-- START OF SOURCE MATERIAL --

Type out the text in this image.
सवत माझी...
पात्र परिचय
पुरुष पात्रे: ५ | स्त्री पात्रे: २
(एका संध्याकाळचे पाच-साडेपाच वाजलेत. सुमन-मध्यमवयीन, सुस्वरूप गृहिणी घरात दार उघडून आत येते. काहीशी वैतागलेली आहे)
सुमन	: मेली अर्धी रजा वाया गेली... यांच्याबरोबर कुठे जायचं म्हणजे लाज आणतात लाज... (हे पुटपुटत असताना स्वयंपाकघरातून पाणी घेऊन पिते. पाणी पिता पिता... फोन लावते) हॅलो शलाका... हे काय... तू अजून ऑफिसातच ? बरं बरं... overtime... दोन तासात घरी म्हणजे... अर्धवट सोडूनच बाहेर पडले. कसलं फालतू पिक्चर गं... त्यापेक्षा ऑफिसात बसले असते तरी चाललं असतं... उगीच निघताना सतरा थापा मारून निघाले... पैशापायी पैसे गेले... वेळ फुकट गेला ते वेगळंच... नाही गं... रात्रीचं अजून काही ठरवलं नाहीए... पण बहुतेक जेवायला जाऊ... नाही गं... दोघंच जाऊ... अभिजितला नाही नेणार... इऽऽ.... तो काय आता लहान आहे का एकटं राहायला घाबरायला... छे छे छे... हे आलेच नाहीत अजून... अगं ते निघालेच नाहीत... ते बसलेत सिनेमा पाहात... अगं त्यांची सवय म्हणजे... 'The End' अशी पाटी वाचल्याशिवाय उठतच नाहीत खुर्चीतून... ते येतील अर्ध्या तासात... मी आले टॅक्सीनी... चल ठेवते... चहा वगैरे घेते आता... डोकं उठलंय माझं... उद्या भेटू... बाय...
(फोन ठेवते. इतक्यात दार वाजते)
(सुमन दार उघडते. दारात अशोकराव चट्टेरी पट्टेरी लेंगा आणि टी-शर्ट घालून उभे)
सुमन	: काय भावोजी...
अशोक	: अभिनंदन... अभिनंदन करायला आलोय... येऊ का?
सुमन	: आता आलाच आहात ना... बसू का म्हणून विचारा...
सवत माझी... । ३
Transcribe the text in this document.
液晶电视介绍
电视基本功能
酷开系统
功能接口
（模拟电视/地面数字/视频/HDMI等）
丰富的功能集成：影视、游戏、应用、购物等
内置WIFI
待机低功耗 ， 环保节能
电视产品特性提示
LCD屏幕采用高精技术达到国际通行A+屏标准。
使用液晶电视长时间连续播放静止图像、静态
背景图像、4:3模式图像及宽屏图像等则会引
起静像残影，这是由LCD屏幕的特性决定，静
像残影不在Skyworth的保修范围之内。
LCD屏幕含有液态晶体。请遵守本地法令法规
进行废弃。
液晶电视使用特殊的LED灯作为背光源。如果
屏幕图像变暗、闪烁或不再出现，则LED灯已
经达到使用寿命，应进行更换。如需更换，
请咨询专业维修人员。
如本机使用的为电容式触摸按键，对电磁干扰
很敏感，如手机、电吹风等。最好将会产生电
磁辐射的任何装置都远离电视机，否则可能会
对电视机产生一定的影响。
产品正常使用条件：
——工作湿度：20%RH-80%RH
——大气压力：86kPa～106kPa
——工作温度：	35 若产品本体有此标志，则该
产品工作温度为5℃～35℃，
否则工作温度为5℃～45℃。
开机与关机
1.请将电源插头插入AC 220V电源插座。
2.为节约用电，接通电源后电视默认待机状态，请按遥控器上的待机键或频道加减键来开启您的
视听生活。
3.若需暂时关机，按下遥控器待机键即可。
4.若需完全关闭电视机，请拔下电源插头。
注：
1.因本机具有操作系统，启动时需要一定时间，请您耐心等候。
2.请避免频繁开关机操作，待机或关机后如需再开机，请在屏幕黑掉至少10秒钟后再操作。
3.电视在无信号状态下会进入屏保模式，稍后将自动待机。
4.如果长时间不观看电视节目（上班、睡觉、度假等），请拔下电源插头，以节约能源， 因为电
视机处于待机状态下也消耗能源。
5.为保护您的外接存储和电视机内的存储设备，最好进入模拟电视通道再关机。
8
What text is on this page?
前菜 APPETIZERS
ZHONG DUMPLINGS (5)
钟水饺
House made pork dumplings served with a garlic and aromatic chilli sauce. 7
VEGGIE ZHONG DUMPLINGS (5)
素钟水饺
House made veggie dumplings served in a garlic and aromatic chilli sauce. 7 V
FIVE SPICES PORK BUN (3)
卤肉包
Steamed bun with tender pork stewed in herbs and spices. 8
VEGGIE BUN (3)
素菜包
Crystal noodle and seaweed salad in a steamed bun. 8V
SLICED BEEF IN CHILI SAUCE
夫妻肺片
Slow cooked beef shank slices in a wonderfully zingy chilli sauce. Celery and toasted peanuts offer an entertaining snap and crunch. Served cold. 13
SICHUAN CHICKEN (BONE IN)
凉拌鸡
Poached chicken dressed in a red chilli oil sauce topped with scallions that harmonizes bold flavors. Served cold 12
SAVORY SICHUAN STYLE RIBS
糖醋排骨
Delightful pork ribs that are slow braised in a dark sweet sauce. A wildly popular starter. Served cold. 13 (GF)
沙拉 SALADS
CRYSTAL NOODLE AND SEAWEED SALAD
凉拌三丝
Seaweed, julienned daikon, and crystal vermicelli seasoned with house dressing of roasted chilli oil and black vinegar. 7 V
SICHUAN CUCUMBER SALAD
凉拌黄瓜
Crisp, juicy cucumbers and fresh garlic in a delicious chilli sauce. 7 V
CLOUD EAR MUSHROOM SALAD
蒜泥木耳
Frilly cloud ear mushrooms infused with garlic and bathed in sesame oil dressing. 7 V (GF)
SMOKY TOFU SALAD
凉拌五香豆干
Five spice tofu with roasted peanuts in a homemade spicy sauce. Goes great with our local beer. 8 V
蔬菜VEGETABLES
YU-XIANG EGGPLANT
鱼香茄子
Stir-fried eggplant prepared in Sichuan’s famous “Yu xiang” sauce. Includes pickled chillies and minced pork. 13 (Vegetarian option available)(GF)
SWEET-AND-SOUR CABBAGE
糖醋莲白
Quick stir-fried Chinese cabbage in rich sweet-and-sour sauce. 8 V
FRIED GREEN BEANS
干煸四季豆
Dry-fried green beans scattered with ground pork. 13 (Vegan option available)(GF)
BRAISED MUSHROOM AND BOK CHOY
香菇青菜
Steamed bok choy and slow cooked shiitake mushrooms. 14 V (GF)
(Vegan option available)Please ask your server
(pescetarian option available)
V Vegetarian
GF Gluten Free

-- END OF SOURCE MATERIAL --

■ REQUIRED WORK: Reproduce the entries above exactly.

■ OUTPUT OF THE EXERCISE:
Type out the text in this image.
सवत माझी...
पात्र परिचय
पुरुष पात्रे: ५ | स्त्री पात्रे: २
(एका संध्याकाळचे पाच-साडेपाच वाजलेत. सुमन-मध्यमवयीन, सुस्वरूप गृहिणी घरात दार उघडून आत येते. काहीशी वैतागलेली आहे)
सुमन	: मेली अर्धी रजा वाया गेली... यांच्याबरोबर कुठे जायचं म्हणजे लाज आणतात लाज... (हे पुटपुटत असताना स्वयंपाकघरातून पाणी घेऊन पिते. पाणी पिता पिता... फोन लावते) हॅलो शलाका... हे काय... तू अजून ऑफिसातच ? बरं बरं... overtime... दोन तासात घरी म्हणजे... अर्धवट सोडूनच बाहेर पडले. कसलं फालतू पिक्चर गं... त्यापेक्षा ऑफिसात बसले असते तरी चाललं असतं... उगीच निघताना सतरा थापा मारून निघाले... पैशापायी पैसे गेले... वेळ फुकट गेला ते वेगळंच... नाही गं... रात्रीचं अजून काही ठरवलं नाहीए... पण बहुतेक जेवायला जाऊ... नाही गं... दोघंच जाऊ... अभिजितला नाही नेणार... इऽऽ.... तो काय आता लहान आहे का एकटं राहायला घाबरायला... छे छे छे... हे आलेच नाहीत अजून... अगं ते निघालेच नाहीत... ते बसलेत सिनेमा पाहात... अगं त्यांची सवय म्हणजे... 'The End' अशी पाटी वाचल्याशिवाय उठतच नाहीत खुर्चीतून... ते येतील अर्ध्या तासात... मी आले टॅक्सीनी... चल ठेवते... चहा वगैरे घेते आता... डोकं उठलंय माझं... उद्या भेटू... बाय...
(फोन ठेवते. इतक्यात दार वाजते)
(सुमन दार उघडते. दारात अशोकराव चट्टेरी पट्टेरी लेंगा आणि टी-शर्ट घालून उभे)
सुमन	: काय भावोजी...
अशोक	: अभिनंदन... अभिनंदन करायला आलोय... येऊ का?
सुमन	: आता आलाच आहात ना... बसू का म्हणून विचारा...
सवत माझी... । ३
Transcribe the text in this document.
液晶电视介绍
电视基本功能
酷开系统
功能接口
（模拟电视/地面数字/视频/HDMI等）
丰富的功能集成：影视、游戏、应用、购物等
内置WIFI
待机低功耗 ， 环保节能
电视产品特性提示
LCD屏幕采用高精技术达到国际通行A+屏标准。
使用液晶电视长时间连续播放静止图像、静态
背景图像、4:3模式图像及宽屏图像等则会引
起静像残影，这是由LCD屏幕的特性决定，静
像残影不在Skyworth的保修范围之内。
LCD屏幕含有液态晶体。请遵守本地法令法规
进行废弃。
液晶电视使用特殊的LED灯作为背光源。如果
屏幕图像变暗、闪烁或不再出现，则LED灯已
经达到使用寿命，应进行更换。如需更换，
请咨询专业维修人员。
如本机使用的为电容式触摸按键，对电磁干扰
很敏感，如手机、电吹风等。最好将会产生电
磁辐射的任何装置都远离电视机，否则可能会
对电视机产生一定的影响。
产品正常使用条件：
——工作湿度：20%RH-80%RH
——大气压力：86kPa～106kPa
——工作温度：	35 若产品本体有此标志，则该
产品工作温度为5℃～35℃，
否则工作温度为5℃～45℃。
开机与关机
1.请将电源插头插入AC 220V电源插座。
2.为节约用电，接通电源后电视默认待机状态，请按遥控器上的待机键或频道加减键来开启您的
视听生活。
3.若需暂时关机，按下遥控器待机键即可。
4.若需完全关闭电视机，请拔下电源插头。
注：
1.因本机具有操作系统，启动时需要一定时间，请您耐心等候。
2.请避免频繁开关机操作，待机或关机后如需再开机，请在屏幕黑掉至少10秒钟后再操作。
3.电视在无信号状态下会进入屏保模式，稍后将自动待机。
4.如果长时间不观看电视节目（上班、睡觉、度假等），请拔下电源插头，以节约能源， 因为电
视机处于待机状态下也消耗能源。
5.为保护您的外接存储和电视机内的存储设备，最好进入模拟电视通道再关机。
8
What text is on this page?
前菜 APPETIZERS
ZHONG DUMPLINGS (5)
钟水饺
House made pork dumplings served with a garlic and aromatic chilli sauce. 7
VEGGIE ZHONG DUMPLINGS (5)
素钟水饺
House made veggie dumplings served in a garlic and aromatic chilli sauce. 7 V
FIVE SPICES PORK BUN (3)
卤肉包
Steamed bun with tender pork stewed in herbs and spices. 8
VEGGIE BUN (3)
素菜包
Crystal noodle and seaweed salad in a steamed bun. 8V
SLICED BEEF IN CHILI SAUCE
夫妻肺片
Slow cooked beef shank slices in a wonderfully zingy chilli sauce. Celery and toasted peanuts offer an entertaining snap and crunch. Served cold. 13
SICHUAN CHICKEN (BONE IN)
凉拌鸡
Poached chicken dressed in a red chilli oil sauce topped with scallions that harmonizes bold flavors. Served cold 12
SAVORY SICHUAN STYLE RIBS
糖醋排骨
Delightful pork ribs that are slow braised in a dark sweet sauce. A wildly popular starter. Served cold. 13 (GF)
沙拉 SALADS
CRYSTAL NOODLE AND SEAWEED SALAD
凉拌三丝
Seaweed, julienned daikon, and crystal vermicelli seasoned with house dressing of roasted chilli oil and black vinegar. 7 V
SICHUAN CUCUMBER SALAD
凉拌黄瓜
Crisp, juicy cucumbers and fresh garlic in a delicious chilli sauce. 7 V
CLOUD EAR MUSHROOM SALAD
蒜泥木耳
Frilly cloud ear mushrooms infused with garlic and bathed in sesame oil dressing. 7 V (GF)
SMOKY TOFU SALAD
凉拌五香豆干
Five spice tofu with roasted peanuts in a homemade spicy sauce. Goes great with our local beer. 8 V
蔬菜VEGETABLES
YU-XIANG EGGPLANT
鱼香茄子
Stir-fried eggplant prepared in Sichuan’s famous “Yu xiang” sauce. Includes pickled chillies and minced pork. 13 (Vegetarian option available)(GF)
SWEET-AND-SOUR CABBAGE
糖醋莲白
Quick stir-fried Chinese cabbage in rich sweet-and-sour sauce. 8 V
FRIED GREEN BEANS
干煸四季豆
Dry-fried green beans scattered with ground pork. 13 (Vegan option available)(GF)
BRAISED MUSHROOM AND BOK CHOY
香菇青菜
Steamed bok choy and slow cooked shiitake mushrooms. 14 V (GF)
(Vegan option available)Please ask your server
(pescetarian option available)
V Vegetarian
GF Gluten Free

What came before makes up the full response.